#### Given instruction
Pick out the lines below that contain the string "about" and copy them all.

(Dataset items)
^^^^^^^^^^^^^^^^

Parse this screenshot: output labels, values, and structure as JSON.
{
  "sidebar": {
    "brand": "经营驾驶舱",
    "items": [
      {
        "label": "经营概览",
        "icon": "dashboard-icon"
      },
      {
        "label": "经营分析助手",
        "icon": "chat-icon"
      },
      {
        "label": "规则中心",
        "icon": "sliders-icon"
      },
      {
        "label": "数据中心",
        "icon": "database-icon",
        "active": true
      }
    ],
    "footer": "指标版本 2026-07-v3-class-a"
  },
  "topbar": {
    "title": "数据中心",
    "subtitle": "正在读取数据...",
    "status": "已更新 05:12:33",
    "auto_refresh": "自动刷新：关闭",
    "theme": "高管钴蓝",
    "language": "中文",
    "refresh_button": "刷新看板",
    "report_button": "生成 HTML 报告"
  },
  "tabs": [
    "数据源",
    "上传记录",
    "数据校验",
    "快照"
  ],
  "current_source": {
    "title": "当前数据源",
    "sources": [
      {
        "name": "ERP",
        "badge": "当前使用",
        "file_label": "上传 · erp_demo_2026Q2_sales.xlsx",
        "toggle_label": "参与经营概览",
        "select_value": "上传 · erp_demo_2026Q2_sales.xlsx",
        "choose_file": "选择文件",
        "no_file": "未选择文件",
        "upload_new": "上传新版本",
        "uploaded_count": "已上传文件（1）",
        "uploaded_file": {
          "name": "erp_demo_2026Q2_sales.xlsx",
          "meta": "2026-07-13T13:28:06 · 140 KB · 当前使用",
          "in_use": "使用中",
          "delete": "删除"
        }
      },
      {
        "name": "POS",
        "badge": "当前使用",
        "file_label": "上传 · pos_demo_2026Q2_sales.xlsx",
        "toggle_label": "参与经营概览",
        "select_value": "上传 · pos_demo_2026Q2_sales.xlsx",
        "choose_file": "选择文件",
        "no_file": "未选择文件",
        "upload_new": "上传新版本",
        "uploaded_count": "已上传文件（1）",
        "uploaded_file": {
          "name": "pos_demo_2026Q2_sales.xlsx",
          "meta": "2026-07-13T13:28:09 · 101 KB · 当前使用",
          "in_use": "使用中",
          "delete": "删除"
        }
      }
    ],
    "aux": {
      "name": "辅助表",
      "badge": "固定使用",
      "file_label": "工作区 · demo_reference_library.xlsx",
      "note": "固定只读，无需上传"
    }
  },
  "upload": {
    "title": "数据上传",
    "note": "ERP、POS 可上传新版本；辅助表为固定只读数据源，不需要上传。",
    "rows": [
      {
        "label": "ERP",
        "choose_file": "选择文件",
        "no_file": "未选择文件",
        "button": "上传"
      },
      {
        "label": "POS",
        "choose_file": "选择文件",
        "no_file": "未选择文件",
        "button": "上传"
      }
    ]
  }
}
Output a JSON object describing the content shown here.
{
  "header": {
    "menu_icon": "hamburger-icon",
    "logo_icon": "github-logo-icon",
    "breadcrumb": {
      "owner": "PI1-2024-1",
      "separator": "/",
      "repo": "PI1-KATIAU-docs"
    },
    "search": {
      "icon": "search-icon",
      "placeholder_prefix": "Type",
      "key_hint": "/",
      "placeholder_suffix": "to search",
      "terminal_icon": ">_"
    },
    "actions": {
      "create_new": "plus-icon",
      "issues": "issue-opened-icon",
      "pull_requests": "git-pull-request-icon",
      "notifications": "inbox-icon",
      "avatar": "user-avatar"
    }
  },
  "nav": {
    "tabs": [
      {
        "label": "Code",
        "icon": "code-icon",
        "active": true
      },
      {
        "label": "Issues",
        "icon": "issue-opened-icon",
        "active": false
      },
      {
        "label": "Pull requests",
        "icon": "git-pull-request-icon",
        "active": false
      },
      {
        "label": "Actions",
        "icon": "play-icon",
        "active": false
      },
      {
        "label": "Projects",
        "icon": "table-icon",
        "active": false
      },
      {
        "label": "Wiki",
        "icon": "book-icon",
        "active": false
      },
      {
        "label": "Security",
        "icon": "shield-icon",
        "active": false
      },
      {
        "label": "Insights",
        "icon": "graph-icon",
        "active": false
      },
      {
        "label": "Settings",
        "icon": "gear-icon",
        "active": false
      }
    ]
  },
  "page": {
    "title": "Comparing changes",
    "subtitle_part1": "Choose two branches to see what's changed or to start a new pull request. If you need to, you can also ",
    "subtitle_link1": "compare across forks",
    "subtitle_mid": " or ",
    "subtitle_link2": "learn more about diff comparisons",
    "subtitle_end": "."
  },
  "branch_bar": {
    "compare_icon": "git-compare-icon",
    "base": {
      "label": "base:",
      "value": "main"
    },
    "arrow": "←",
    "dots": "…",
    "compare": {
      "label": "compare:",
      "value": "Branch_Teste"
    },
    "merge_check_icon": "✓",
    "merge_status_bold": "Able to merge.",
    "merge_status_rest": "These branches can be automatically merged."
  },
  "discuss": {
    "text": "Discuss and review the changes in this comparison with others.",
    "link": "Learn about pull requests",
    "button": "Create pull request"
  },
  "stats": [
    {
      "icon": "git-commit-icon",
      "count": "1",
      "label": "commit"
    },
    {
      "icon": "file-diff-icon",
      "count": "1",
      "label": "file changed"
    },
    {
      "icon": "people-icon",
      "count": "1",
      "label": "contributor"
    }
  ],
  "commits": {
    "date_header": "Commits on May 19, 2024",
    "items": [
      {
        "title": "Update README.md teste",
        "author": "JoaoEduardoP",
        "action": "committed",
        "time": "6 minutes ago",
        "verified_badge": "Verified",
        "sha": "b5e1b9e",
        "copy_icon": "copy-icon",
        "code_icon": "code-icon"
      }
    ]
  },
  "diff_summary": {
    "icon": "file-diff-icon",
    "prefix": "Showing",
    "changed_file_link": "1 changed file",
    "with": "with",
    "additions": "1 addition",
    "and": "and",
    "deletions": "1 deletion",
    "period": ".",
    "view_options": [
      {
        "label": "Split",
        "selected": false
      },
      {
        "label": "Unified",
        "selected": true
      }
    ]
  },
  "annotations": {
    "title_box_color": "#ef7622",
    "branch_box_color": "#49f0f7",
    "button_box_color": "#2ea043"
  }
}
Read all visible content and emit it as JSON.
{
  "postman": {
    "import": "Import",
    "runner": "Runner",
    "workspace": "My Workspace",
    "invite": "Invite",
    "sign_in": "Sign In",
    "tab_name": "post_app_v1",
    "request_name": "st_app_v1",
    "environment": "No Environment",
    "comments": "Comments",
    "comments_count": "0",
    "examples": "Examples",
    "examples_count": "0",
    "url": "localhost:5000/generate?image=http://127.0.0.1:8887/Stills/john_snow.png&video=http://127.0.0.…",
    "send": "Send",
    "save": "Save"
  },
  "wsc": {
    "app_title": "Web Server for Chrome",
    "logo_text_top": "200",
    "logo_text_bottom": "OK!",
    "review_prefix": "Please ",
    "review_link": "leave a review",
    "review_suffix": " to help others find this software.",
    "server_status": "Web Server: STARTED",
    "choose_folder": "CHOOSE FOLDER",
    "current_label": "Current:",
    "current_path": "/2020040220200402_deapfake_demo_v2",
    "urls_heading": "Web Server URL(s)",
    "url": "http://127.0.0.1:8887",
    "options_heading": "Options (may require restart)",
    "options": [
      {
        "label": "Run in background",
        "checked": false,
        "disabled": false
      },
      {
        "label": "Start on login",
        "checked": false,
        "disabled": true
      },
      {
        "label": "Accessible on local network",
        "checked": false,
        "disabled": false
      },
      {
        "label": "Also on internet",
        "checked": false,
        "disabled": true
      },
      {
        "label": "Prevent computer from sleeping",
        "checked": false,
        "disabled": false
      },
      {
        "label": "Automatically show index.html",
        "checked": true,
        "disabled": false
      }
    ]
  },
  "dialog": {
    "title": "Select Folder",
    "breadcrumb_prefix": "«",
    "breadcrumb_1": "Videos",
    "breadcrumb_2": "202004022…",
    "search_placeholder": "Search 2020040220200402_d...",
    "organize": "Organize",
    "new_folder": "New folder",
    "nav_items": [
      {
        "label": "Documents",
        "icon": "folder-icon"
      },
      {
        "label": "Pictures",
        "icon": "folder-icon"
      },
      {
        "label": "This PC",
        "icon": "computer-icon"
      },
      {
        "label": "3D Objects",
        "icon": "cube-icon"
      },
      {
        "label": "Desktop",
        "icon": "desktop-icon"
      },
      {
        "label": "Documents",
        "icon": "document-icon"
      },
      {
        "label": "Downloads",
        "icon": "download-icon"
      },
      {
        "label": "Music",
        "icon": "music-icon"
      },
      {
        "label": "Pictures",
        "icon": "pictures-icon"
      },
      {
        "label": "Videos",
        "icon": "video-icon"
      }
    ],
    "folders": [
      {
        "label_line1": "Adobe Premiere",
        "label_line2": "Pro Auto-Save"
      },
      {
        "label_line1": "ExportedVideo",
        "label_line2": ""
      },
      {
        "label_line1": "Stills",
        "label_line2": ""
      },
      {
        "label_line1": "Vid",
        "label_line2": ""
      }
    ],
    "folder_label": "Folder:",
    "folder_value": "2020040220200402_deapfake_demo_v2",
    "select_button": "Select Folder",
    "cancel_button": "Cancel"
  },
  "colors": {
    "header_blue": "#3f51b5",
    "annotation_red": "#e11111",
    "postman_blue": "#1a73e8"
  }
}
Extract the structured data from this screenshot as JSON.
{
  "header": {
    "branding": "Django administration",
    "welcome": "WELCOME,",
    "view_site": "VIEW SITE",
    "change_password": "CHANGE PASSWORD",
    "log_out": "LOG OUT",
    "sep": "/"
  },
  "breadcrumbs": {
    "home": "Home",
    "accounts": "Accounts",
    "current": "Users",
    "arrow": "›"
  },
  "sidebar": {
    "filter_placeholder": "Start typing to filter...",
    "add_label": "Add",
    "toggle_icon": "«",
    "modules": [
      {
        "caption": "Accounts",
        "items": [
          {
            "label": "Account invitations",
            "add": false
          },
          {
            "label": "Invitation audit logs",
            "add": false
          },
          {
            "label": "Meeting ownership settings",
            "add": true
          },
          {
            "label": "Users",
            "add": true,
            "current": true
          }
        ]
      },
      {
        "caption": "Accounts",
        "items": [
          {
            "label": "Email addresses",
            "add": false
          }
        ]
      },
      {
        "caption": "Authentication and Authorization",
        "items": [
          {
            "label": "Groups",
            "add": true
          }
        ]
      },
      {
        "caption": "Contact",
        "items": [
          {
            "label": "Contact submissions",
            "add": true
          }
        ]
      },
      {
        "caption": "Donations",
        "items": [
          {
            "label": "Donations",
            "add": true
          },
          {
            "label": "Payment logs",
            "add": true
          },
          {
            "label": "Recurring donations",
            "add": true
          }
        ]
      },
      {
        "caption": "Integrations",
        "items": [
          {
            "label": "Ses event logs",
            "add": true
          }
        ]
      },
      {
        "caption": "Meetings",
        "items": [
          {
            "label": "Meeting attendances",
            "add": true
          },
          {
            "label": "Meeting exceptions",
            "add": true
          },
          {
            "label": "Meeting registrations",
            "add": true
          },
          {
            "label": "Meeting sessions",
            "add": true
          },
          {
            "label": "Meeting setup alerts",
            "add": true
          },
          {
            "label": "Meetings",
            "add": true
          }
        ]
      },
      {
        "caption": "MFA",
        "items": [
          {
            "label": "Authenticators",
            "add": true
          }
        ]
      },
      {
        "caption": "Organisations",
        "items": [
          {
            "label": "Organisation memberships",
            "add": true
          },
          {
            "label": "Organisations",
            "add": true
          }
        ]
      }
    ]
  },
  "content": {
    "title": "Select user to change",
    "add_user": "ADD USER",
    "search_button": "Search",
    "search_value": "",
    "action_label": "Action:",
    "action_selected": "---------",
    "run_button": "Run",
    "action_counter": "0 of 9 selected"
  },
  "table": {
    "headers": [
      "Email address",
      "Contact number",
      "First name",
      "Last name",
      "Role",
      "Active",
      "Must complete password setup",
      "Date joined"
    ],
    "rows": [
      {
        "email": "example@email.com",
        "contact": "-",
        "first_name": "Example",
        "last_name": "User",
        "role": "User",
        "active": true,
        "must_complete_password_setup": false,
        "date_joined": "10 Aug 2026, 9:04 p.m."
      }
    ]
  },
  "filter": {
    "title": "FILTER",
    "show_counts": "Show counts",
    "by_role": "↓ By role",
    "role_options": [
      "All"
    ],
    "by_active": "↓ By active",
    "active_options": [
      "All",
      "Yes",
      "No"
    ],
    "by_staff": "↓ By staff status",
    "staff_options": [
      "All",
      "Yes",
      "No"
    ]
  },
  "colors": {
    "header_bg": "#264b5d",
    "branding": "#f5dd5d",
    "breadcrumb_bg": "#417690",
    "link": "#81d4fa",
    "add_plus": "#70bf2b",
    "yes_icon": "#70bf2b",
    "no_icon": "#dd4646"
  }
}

^^^^^^^^^^^^^^^^

#### Reply
    "subtitle_link2": "learn more about diff comparisons",
    "link": "Learn about pull requests",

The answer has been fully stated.